EXERCISE TASK: Write out the material word for word, from its first line down to and including the line that holds "bar bbox=[836, 484, 883, 590]".
________________________________________
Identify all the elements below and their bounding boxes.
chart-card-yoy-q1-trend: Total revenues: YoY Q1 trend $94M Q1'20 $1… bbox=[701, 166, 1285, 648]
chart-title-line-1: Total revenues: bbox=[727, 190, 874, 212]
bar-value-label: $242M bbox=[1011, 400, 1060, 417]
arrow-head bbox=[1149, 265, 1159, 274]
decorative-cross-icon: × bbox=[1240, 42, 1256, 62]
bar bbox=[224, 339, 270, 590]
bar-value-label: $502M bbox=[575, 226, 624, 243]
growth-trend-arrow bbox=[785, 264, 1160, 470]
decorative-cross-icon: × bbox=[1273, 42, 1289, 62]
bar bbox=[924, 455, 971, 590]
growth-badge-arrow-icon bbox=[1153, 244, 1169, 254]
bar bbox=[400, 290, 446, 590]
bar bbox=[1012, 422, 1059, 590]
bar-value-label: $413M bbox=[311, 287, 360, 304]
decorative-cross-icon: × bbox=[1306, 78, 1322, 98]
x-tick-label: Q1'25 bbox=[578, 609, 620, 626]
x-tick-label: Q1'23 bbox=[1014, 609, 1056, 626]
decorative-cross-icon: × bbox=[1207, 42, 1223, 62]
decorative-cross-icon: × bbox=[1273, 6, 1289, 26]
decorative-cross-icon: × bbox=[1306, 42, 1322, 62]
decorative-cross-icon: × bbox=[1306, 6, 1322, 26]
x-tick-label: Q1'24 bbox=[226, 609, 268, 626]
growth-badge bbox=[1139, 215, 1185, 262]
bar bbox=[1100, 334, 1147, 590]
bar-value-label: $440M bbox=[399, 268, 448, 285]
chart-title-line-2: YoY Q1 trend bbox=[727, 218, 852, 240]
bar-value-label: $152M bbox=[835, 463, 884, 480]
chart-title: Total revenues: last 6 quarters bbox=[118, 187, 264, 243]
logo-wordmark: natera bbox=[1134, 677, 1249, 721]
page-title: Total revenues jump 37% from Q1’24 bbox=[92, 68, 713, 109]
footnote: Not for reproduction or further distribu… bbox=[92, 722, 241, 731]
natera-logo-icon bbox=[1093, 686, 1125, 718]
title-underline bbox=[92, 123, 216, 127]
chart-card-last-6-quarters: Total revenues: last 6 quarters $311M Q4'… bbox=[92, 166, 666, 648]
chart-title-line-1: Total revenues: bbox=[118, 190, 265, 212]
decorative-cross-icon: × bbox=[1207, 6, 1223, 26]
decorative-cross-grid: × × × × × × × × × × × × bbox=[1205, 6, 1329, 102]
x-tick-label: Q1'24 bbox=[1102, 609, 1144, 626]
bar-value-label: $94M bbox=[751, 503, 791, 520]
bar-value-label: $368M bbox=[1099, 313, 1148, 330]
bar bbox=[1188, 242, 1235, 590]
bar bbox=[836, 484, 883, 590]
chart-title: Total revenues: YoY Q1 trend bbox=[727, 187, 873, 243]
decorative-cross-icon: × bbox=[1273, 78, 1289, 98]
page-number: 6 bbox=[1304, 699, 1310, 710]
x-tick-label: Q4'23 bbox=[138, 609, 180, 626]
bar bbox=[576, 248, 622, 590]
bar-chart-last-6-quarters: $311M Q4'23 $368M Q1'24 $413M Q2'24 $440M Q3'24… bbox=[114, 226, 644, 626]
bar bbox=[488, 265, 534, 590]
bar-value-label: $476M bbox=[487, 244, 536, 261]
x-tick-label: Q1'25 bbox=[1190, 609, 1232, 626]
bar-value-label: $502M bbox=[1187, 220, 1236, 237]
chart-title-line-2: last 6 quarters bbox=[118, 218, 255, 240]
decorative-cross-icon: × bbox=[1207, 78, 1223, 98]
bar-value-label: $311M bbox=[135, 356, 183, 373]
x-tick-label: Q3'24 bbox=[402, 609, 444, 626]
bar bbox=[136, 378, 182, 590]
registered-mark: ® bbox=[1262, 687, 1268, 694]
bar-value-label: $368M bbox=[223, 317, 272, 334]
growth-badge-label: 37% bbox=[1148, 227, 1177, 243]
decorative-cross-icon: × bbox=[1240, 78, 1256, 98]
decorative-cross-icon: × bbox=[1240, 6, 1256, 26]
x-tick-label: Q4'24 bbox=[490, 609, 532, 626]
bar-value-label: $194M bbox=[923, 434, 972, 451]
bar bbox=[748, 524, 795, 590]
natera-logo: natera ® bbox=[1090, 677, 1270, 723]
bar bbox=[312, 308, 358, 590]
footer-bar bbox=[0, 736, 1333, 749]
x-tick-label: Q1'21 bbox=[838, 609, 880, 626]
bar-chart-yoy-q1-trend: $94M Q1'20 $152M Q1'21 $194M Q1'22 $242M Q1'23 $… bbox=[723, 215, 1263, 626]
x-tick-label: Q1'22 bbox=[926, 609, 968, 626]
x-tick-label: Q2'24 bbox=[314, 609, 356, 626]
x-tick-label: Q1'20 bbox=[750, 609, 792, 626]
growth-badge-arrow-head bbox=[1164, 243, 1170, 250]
________________________________________
FINISHED ANSWER:
Identify all the elements below and their bounding boxes.
chart-card-yoy-q1-trend: Total revenues: YoY Q1 trend $94M Q1'20 $1… bbox=[701, 166, 1285, 648]
chart-title-line-1: Total revenues: bbox=[727, 190, 874, 212]
bar-value-label: $242M bbox=[1011, 400, 1060, 417]
arrow-head bbox=[1149, 265, 1159, 274]
decorative-cross-icon: × bbox=[1240, 42, 1256, 62]
bar bbox=[224, 339, 270, 590]
bar-value-label: $502M bbox=[575, 226, 624, 243]
growth-trend-arrow bbox=[785, 264, 1160, 470]
decorative-cross-icon: × bbox=[1273, 42, 1289, 62]
bar bbox=[924, 455, 971, 590]
growth-badge-arrow-icon bbox=[1153, 244, 1169, 254]
bar bbox=[400, 290, 446, 590]
bar bbox=[1012, 422, 1059, 590]
bar-value-label: $413M bbox=[311, 287, 360, 304]
decorative-cross-icon: × bbox=[1306, 78, 1322, 98]
x-tick-label: Q1'25 bbox=[578, 609, 620, 626]
x-tick-label: Q1'23 bbox=[1014, 609, 1056, 626]
decorative-cross-icon: × bbox=[1207, 42, 1223, 62]
decorative-cross-icon: × bbox=[1273, 6, 1289, 26]
decorative-cross-icon: × bbox=[1306, 42, 1322, 62]
decorative-cross-icon: × bbox=[1306, 6, 1322, 26]
x-tick-label: Q1'24 bbox=[226, 609, 268, 626]
growth-badge bbox=[1139, 215, 1185, 262]
bar bbox=[1100, 334, 1147, 590]
bar-value-label: $440M bbox=[399, 268, 448, 285]
chart-title-line-2: YoY Q1 trend bbox=[727, 218, 852, 240]
bar-value-label: $152M bbox=[835, 463, 884, 480]
chart-title: Total revenues: last 6 quarters bbox=[118, 187, 264, 243]
logo-wordmark: natera bbox=[1134, 677, 1249, 721]
page-title: Total revenues jump 37% from Q1’24 bbox=[92, 68, 713, 109]
footnote: Not for reproduction or further distribu… bbox=[92, 722, 241, 731]
natera-logo-icon bbox=[1093, 686, 1125, 718]
title-underline bbox=[92, 123, 216, 127]
chart-card-last-6-quarters: Total revenues: last 6 quarters $311M Q4'… bbox=[92, 166, 666, 648]
chart-title-line-1: Total revenues: bbox=[118, 190, 265, 212]
decorative-cross-icon: × bbox=[1207, 6, 1223, 26]
decorative-cross-grid: × × × × × × × × × × × × bbox=[1205, 6, 1329, 102]
x-tick-label: Q1'24 bbox=[1102, 609, 1144, 626]
bar-value-label: $94M bbox=[751, 503, 791, 520]
bar-value-label: $368M bbox=[1099, 313, 1148, 330]
bar bbox=[1188, 242, 1235, 590]
bar bbox=[836, 484, 883, 590]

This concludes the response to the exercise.